[Collected data entries]

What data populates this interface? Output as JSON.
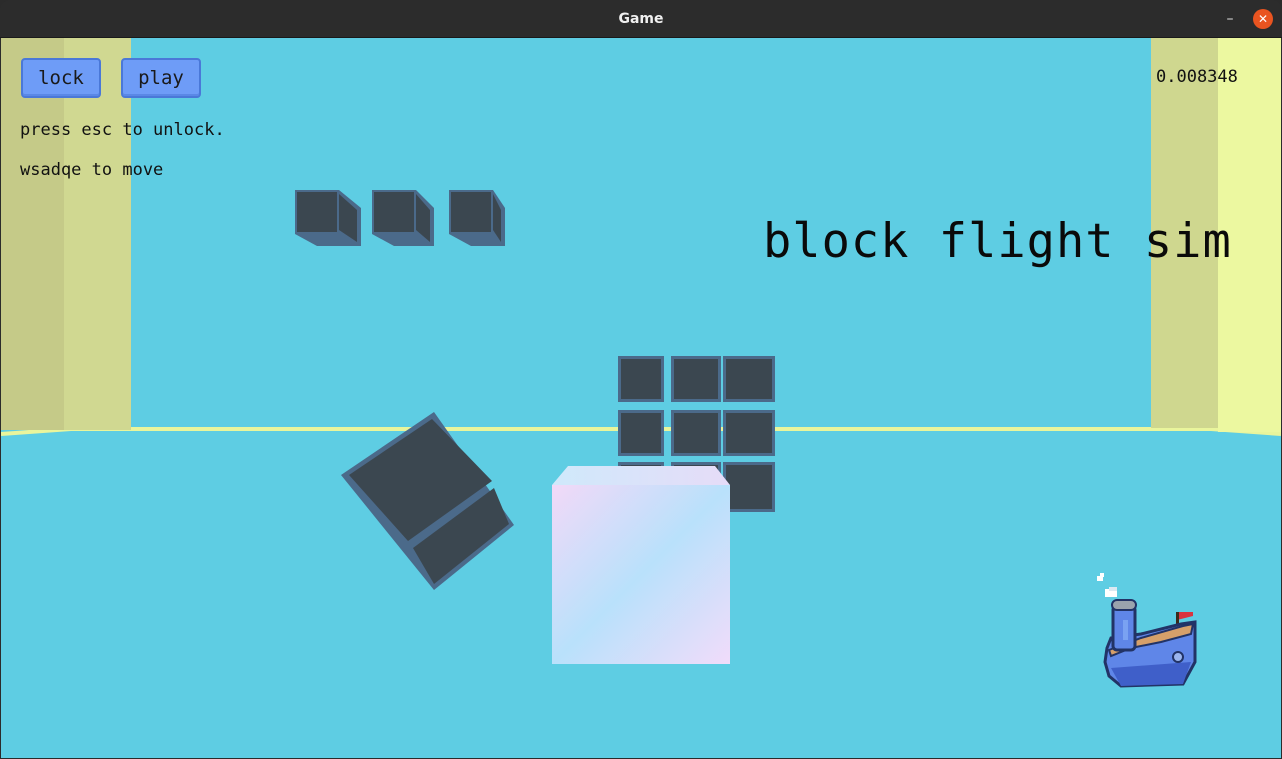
{
  "window": {
    "title": "Game",
    "minimize_icon": "minimize-icon",
    "close_icon": "close-icon"
  },
  "hud": {
    "lock_label": "lock",
    "play_label": "play",
    "instruction_unlock": "press esc to unlock.",
    "instruction_move": "wsadqe to move",
    "timer_value": "0.008348",
    "scene_title": "block flight sim"
  },
  "colors": {
    "sky": "#5ecde3",
    "ground": "#5ecde3",
    "wall_near": "#e9f59c",
    "wall_mid": "#cbd68f",
    "cube_dark": "#3b4750",
    "cube_edge": "#4b6a8a",
    "button_fill": "#6e9cf7",
    "close_button": "#e95420"
  },
  "scene_objects": {
    "floating_cubes_row": 3,
    "cube_grid": "3x3",
    "tilted_cube": "dark cube",
    "player_cube": "gradient cube",
    "boat_icon": "boat-icon"
  }
}
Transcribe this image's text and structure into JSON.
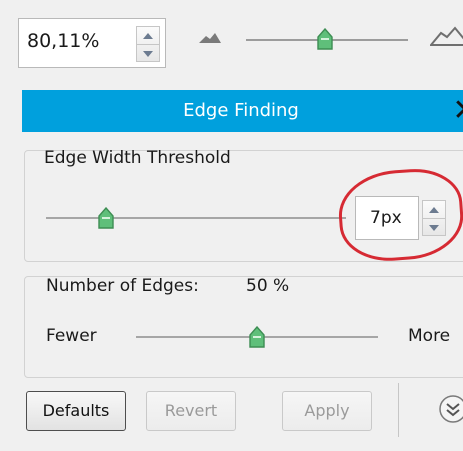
{
  "zoom": {
    "value": "80,11%",
    "slider_level": 0.49
  },
  "panel": {
    "title": "Edge Finding",
    "close_glyph": "✕"
  },
  "edge_width": {
    "label": "Edge Width Threshold",
    "value": "7px",
    "slider_level": 0.2
  },
  "edges": {
    "label": "Number of Edges:",
    "percent": "50 %",
    "min_label": "Fewer",
    "max_label": "More",
    "slider_level": 0.5
  },
  "buttons": {
    "defaults": "Defaults",
    "revert": "Revert",
    "apply": "Apply"
  },
  "icons": {
    "zoom_out": "mountain-small-icon",
    "zoom_in": "mountain-large-icon",
    "expand": "double-chevron-down-icon"
  },
  "colors": {
    "header": "#00a0dd",
    "annotation": "#d62a33",
    "thumb": "#49a86a"
  }
}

#### [What you will do]
Print the complete listing exactly, apart from any pictures.

#### [Task answer]
What data populates this interface? Output as JSON.
{
  "window": {
    "title": "Game",
    "minimize_icon": "minimize-icon",
    "close_icon": "close-icon"
  },
  "hud": {
    "lock_label": "lock",
    "play_label": "play",
    "instruction_unlock": "press esc to unlock.",
    "instruction_move": "wsadqe to move",
    "timer_value": "0.008348",
    "scene_title": "block flight sim"
  },
  "colors": {
    "sky": "#5ecde3",
    "ground": "#5ecde3",
    "wall_near": "#e9f59c",
    "wall_mid": "#cbd68f",
    "cube_dark": "#3b4750",
    "cube_edge": "#4b6a8a",
    "button_fill": "#6e9cf7",
    "close_button": "#e95420"
  },
  "scene_objects": {
    "floating_cubes_row": 3,
    "cube_grid": "3x3",
    "tilted_cube": "dark cube",
    "player_cube": "gradient cube",
    "boat_icon": "boat-icon"
  }
}
Transcribe this image's text and structure into JSON.
{
  "zoom": {
    "value": "80,11%",
    "slider_level": 0.49
  },
  "panel": {
    "title": "Edge Finding",
    "close_glyph": "✕"
  },
  "edge_width": {
    "label": "Edge Width Threshold",
    "value": "7px",
    "slider_level": 0.2
  },
  "edges": {
    "label": "Number of Edges:",
    "percent": "50 %",
    "min_label": "Fewer",
    "max_label": "More",
    "slider_level": 0.5
  },
  "buttons": {
    "defaults": "Defaults",
    "revert": "Revert",
    "apply": "Apply"
  },
  "icons": {
    "zoom_out": "mountain-small-icon",
    "zoom_in": "mountain-large-icon",
    "expand": "double-chevron-down-icon"
  },
  "colors": {
    "header": "#00a0dd",
    "annotation": "#d62a33",
    "thumb": "#49a86a"
  }
}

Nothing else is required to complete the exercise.